Only a number is wanted: how many lines in the listing contain the word "oder"?

*** ROWS ***

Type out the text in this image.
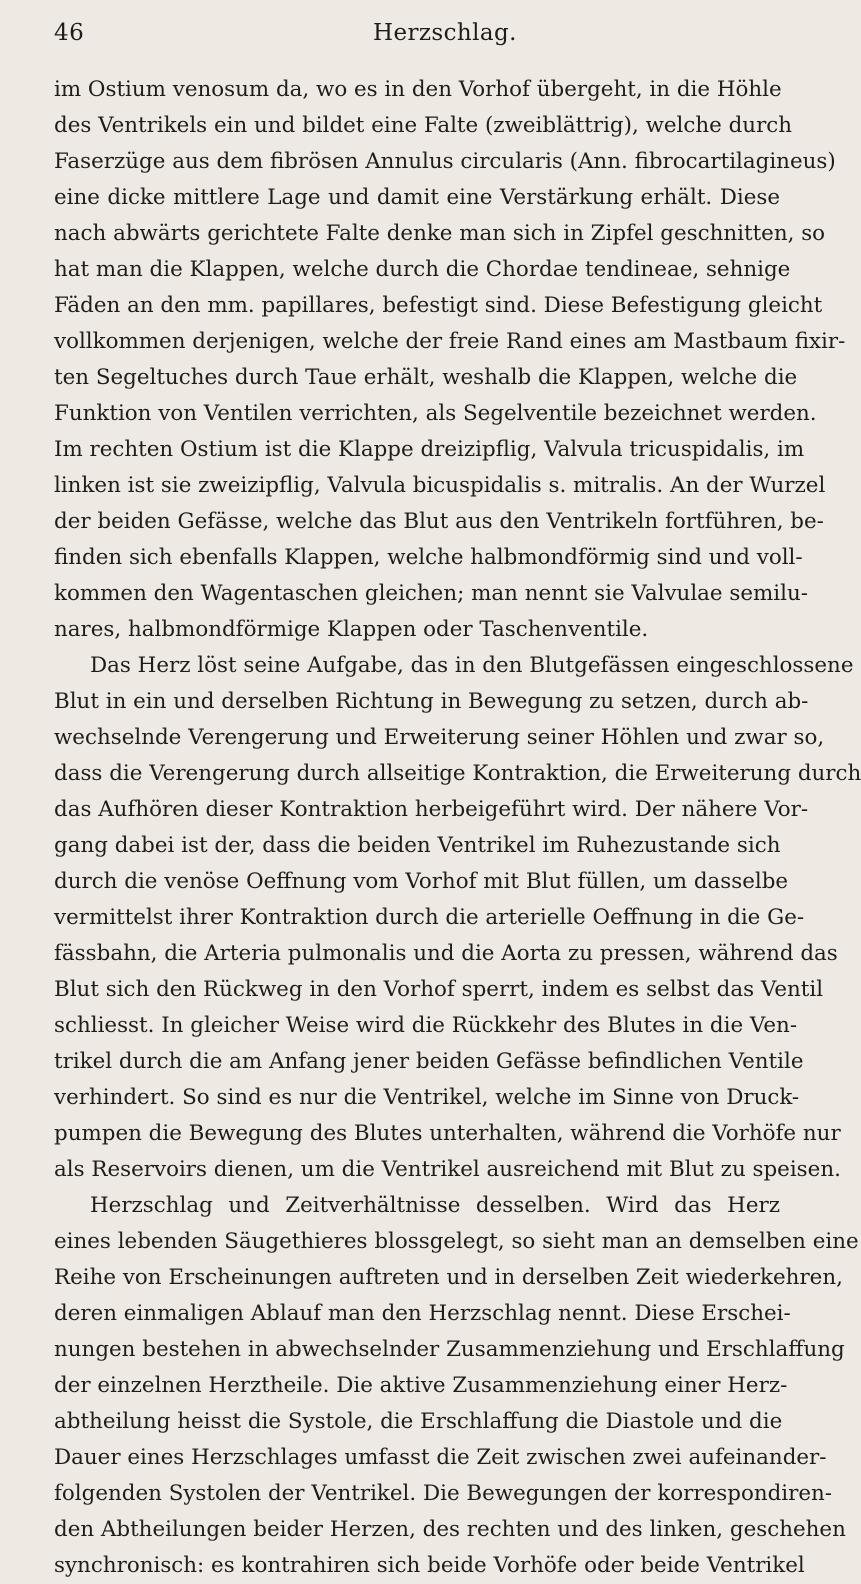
46	Herzschlag.
im Ostium venosum da, wo es in den Vorhof übergeht, in die Höhle
des Ventrikels ein und bildet eine Falte (zweiblättrig), welche durch
Faserzüge aus dem fibrösen Annulus circularis (Ann. fibrocartilagineus)
eine dicke mittlere Lage und damit eine Verstärkung erhält. Diese
nach abwärts gerichtete Falte denke man sich in Zipfel geschnitten, so
hat man die Klappen, welche durch die Chordae tendineae, sehnige
Fäden an den mm. papillares, befestigt sind. Diese Befestigung gleicht
vollkommen derjenigen, welche der freie Rand eines am Mastbaum fixir-
ten Segeltuches durch Taue erhält, weshalb die Klappen, welche die
Funktion von Ventilen verrichten, als Segelventile bezeichnet werden.
Im rechten Ostium ist die Klappe dreizipflig, Valvula tricuspidalis, im
linken ist sie zweizipflig, Valvula bicuspidalis s. mitralis. An der Wurzel
der beiden Gefässe, welche das Blut aus den Ventrikeln fortführen, be-
finden sich ebenfalls Klappen, welche halbmondförmig sind und voll-
kommen den Wagentaschen gleichen; man nennt sie Valvulae semilu-
nares, halbmondförmige Klappen oder Taschenventile.
Das Herz löst seine Aufgabe, das in den Blutgefässen eingeschlossene
Blut in ein und derselben Richtung in Bewegung zu setzen, durch ab-
wechselnde Verengerung und Erweiterung seiner Höhlen und zwar so,
dass die Verengerung durch allseitige Kontraktion, die Erweiterung durch
das Aufhören dieser Kontraktion herbeigeführt wird. Der nähere Vor-
gang dabei ist der, dass die beiden Ventrikel im Ruhezustande sich
durch die venöse Oeffnung vom Vorhof mit Blut füllen, um dasselbe
vermittelst ihrer Kontraktion durch die arterielle Oeffnung in die Ge-
fässbahn, die Arteria pulmonalis und die Aorta zu pressen, während das
Blut sich den Rückweg in den Vorhof sperrt, indem es selbst das Ventil
schliesst. In gleicher Weise wird die Rückkehr des Blutes in die Ven-
trikel durch die am Anfang jener beiden Gefässe befindlichen Ventile
verhindert. So sind es nur die Ventrikel, welche im Sinne von Druck-
pumpen die Bewegung des Blutes unterhalten, während die Vorhöfe nur
als Reservoirs dienen, um die Ventrikel ausreichend mit Blut zu speisen.
Herzschlag und Zeitverhältnisse desselben. Wird das Herz
eines lebenden Säugethieres blossgelegt, so sieht man an demselben eine
Reihe von Erscheinungen auftreten und in derselben Zeit wiederkehren,
deren einmaligen Ablauf man den Herzschlag nennt. Diese Erschei-
nungen bestehen in abwechselnder Zusammenziehung und Erschlaffung
der einzelnen Herztheile. Die aktive Zusammenziehung einer Herz-
abtheilung heisst die Systole, die Erschlaffung die Diastole und die
Dauer eines Herzschlages umfasst die Zeit zwischen zwei aufeinander-
folgenden Systolen der Ventrikel. Die Bewegungen der korrespondiren-
den Abtheilungen beider Herzen, des rechten und des linken, geschehen
synchronisch: es kontrahiren sich beide Vorhöfe oder beide Ventrikel
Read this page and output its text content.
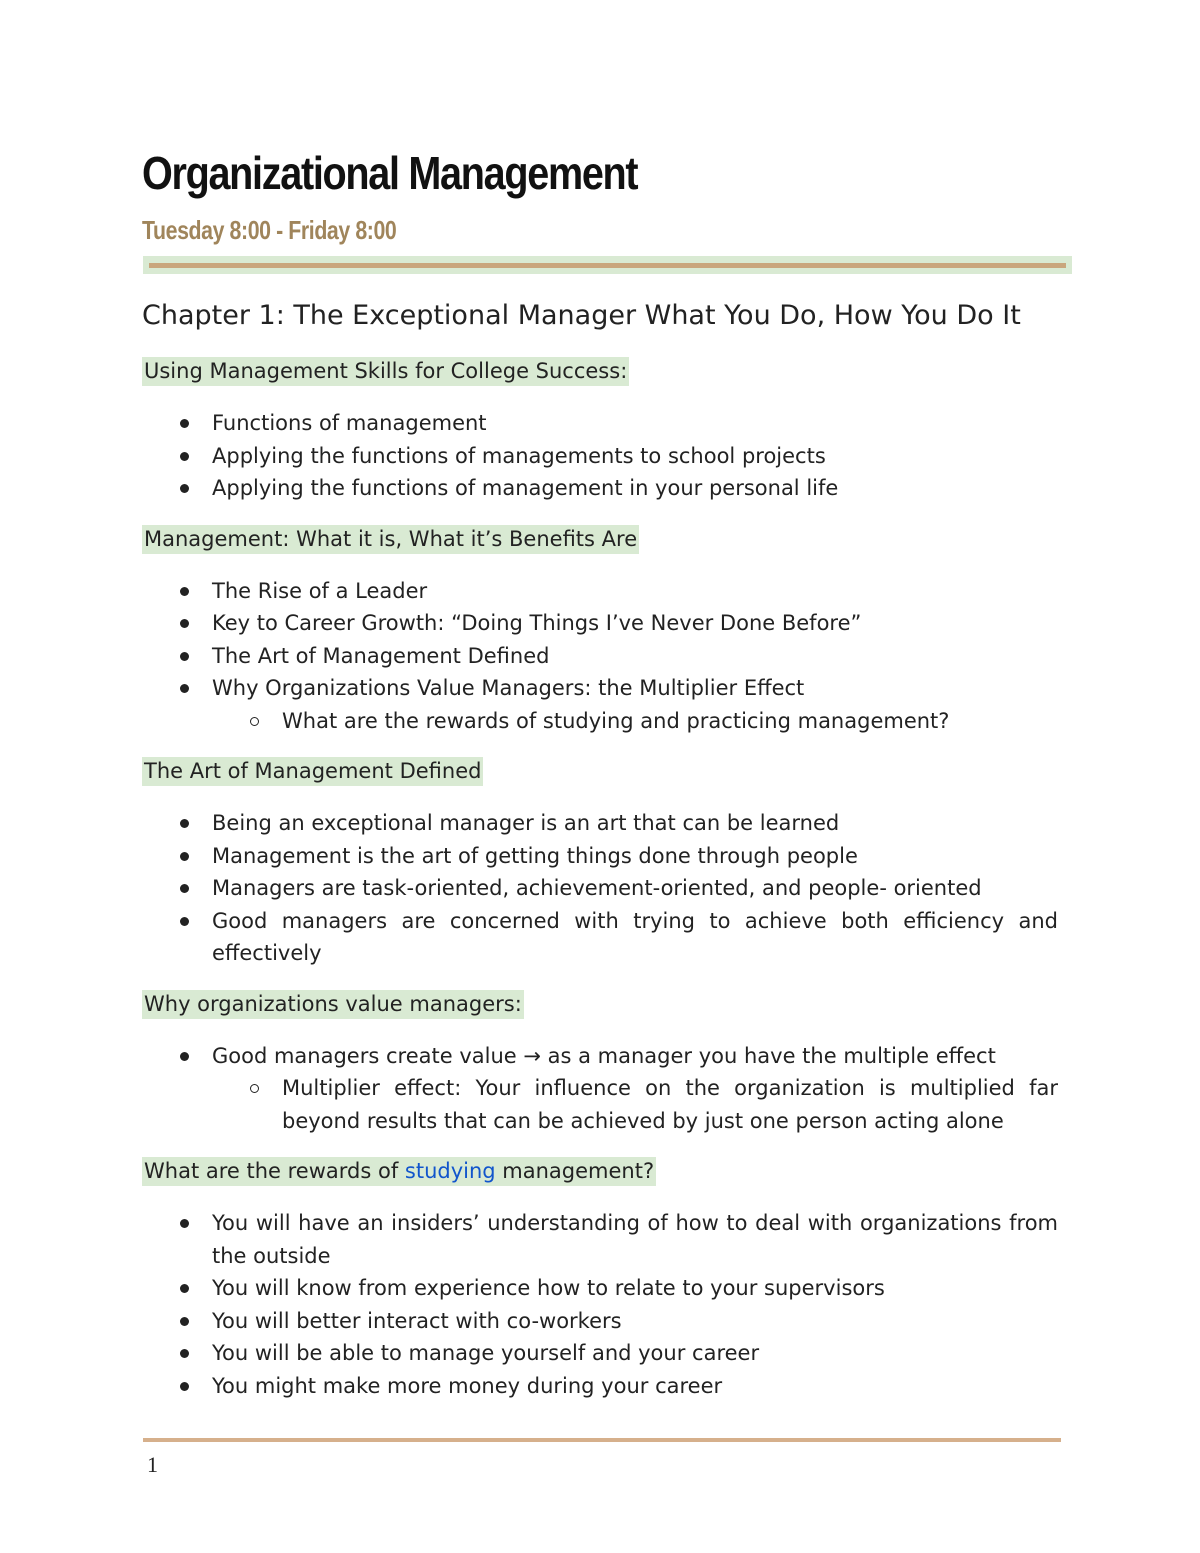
Organizational Management
Tuesday 8:00 - Friday 8:00
Chapter 1: The Exceptional Manager What You Do, How You Do It

Using Management Skills for College Success:

Functions of management
Applying the functions of managements to school projects
Applying the functions of management in your personal life

Management: What it is, What it’s Benefits Are

The Rise of a Leader
Key to Career Growth: “Doing Things I’ve Never Done Before”
The Art of Management Defined
Why Organizations Value Managers: the Multiplier Effect
What are the rewards of studying and practicing management?

The Art of Management Defined

Being an exceptional manager is an art that can be learned
Management is the art of getting things done through people
Managers are task-oriented, achievement-oriented, and people- oriented
Good managers are concerned with trying to achieve both efficiency and effectively

Why organizations value managers:

Good managers create value → as a manager you have the multiple effect
Multiplier effect: Your influence on the organization is multiplied far beyond results that can be achieved by just one person acting alone

What are the rewards of studying management?

You will have an insiders’ understanding of how to deal with organizations from the outside
You will know from experience how to relate to your supervisors
You will better interact with co-workers
You will be able to manage yourself and your career
You might make more money during your career
1
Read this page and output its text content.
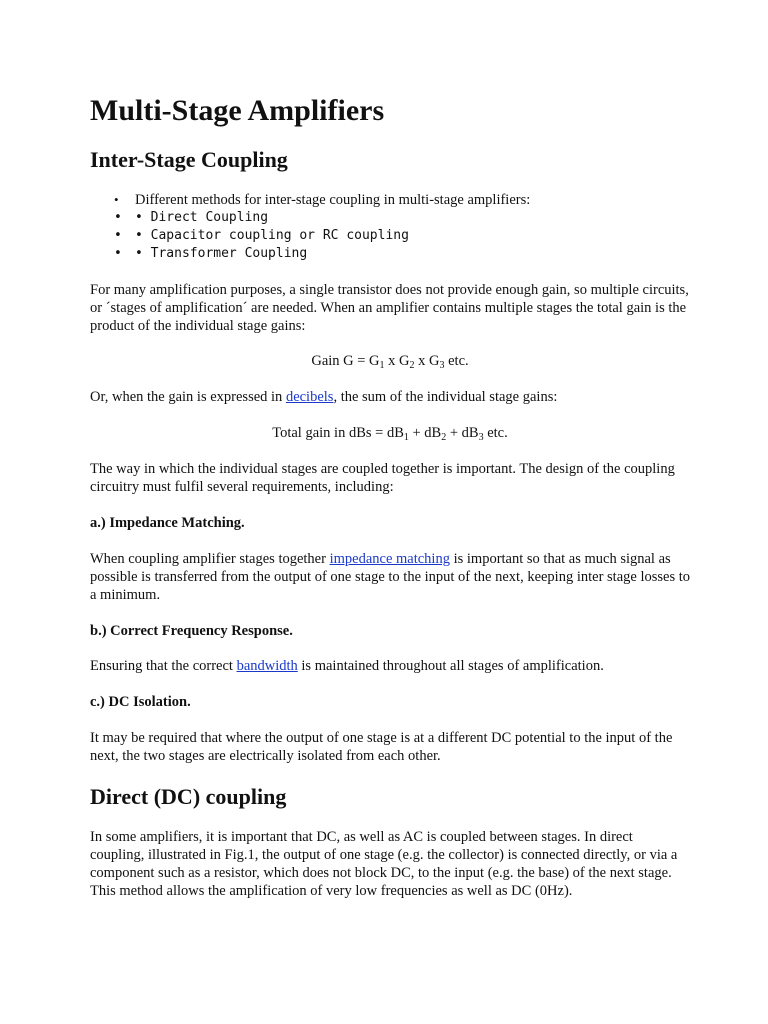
Multi-Stage Amplifiers
Inter-Stage Coupling
• Different methods for inter-stage coupling in multi-stage amplifiers:
• • Direct Coupling
• • Capacitor coupling or RC coupling
• • Transformer Coupling

For many amplification purposes, a single transistor does not provide enough gain, so multiple circuits, or ´stages of amplification´ are needed. When an amplifier contains multiple stages the total gain is the product of the individual stage gains:

Gain $G = G_1$ x $G_2$ x $G_3$ etc.

Or, when the gain is expressed in decibels, the sum of the individual stage gains:

Total gain in dBs = $dB_1 + dB_2 + dB_3$ etc.

The way in which the individual stages are coupled together is important. The design of the coupling circuitry must fulfil several requirements, including:

a.) Impedance Matching.

When coupling amplifier stages together impedance matching is important so that as much signal as possible is transferred from the output of one stage to the input of the next, keeping inter stage losses to a minimum.

b.) Correct Frequency Response.

Ensuring that the correct bandwidth is maintained throughout all stages of amplification.

c.) DC Isolation.

It may be required that where the output of one stage is at a different DC potential to the input of the next, the two stages are electrically isolated from each other.

Direct (DC) coupling

In some amplifiers, it is important that DC, as well as AC is coupled between stages. In direct coupling, illustrated in Fig.1, the output of one stage (e.g. the collector) is connected directly, or via a component such as a resistor, which does not block DC, to the input (e.g. the base) of the next stage. This method allows the amplification of very low frequencies as well as DC (0Hz).
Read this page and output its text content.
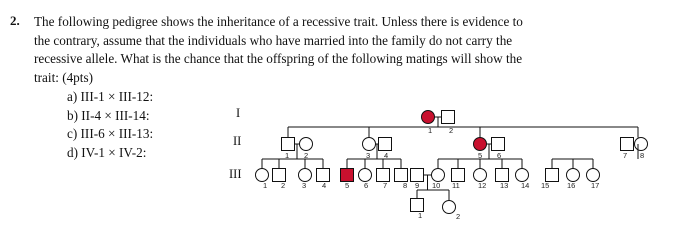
2. The following pedigree shows the inheritance of a recessive trait. Unless there is evidence to
the contrary, assume that the individuals who have married into the family do not carry the
recessive allele. What is the chance that the offspring of the following matings will show the
trait: (4pts)
a) III-1 × III-12:
b) II-4 × III-14:
c) III-6 × III-13:
d) IV-1 × IV-2:
I
II
III
1 2
1 2	3 4	5 6	7 8
1 2 3 4	5 6 7 8 9 10 11 12 13 14 15 16 17
1	2
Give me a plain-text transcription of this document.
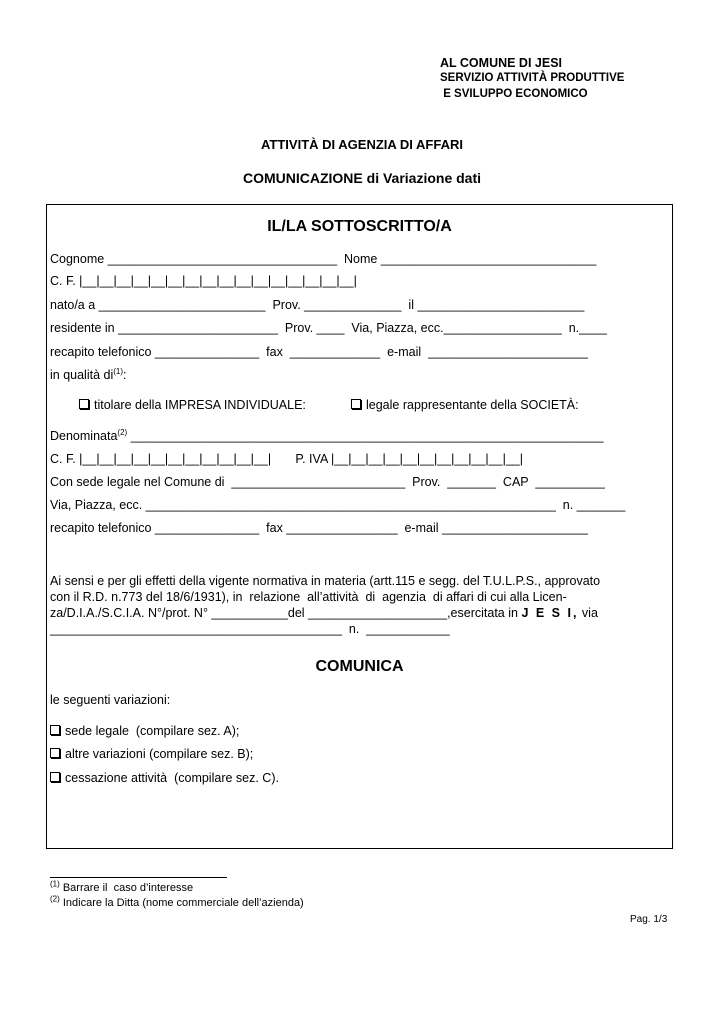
AL COMUNE DI JESI
SERVIZIO ATTIVITÀ PRODUTTIVE
E SVILUPPO ECONOMICO
ATTIVITÀ DI AGENZIA DI AFFARI
COMUNICAZIONE di Variazione dati
IL/LA SOTTOSCRITTO/A
Cognome _________________________________  Nome _______________________________
C. F. |__|__|__|__|__|__|__|__|__|__|__|__|__|__|__|__|
nato/a a ________________________  Prov. ______________  il ________________________
residente in _______________________  Prov. ____  Via, Piazza, ecc._________________  n.____
recapito telefonico _______________  fax  _____________  e-mail  _______________________
in qualità $di^{(1)}$:
titolare della IMPRESA INDIVIDUALE:	legale rappresentante della SOCIETÀ:
Denominata$^{(2)}$ ____________________________________________________________________
C. F. |__|__|__|__|__|__|__|__|__|__|__|       P. IVA |__|__|__|__|__|__|__|__|__|__|__|
Con sede legale nel Comune di  _________________________  Prov.  _______  CAP  __________
Via, Piazza, ecc. ___________________________________________________________  n. _______
recapito telefonico _______________  fax ________________  e-mail _____________________
Ai sensi e per gli effetti della vigente normativa in materia (artt.115 e segg. del T.U.L.P.S., approvato
con il R.D. n.773 del 18/6/1931), in  relazione  all’attività  di  agenzia  di affari di cui alla Licen-
za/D.I.A./S.C.I.A. N°/prot. N° ___________del ____________________,esercitata in J E S I, via
__________________________________________  n.  ____________
COMUNICA
le seguenti variazioni:
sede legale  (compilare sez. A);
altre variazioni (compilare sez. B);
cessazione attività  (compilare sez. C).
$^{(1)}$ Barrare il  caso d’interesse
$^{(2)}$ Indicare la Ditta (nome commerciale dell’azienda)
Pag. 1/3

***

→ **SOLUTION FOR THIS TASK**: 2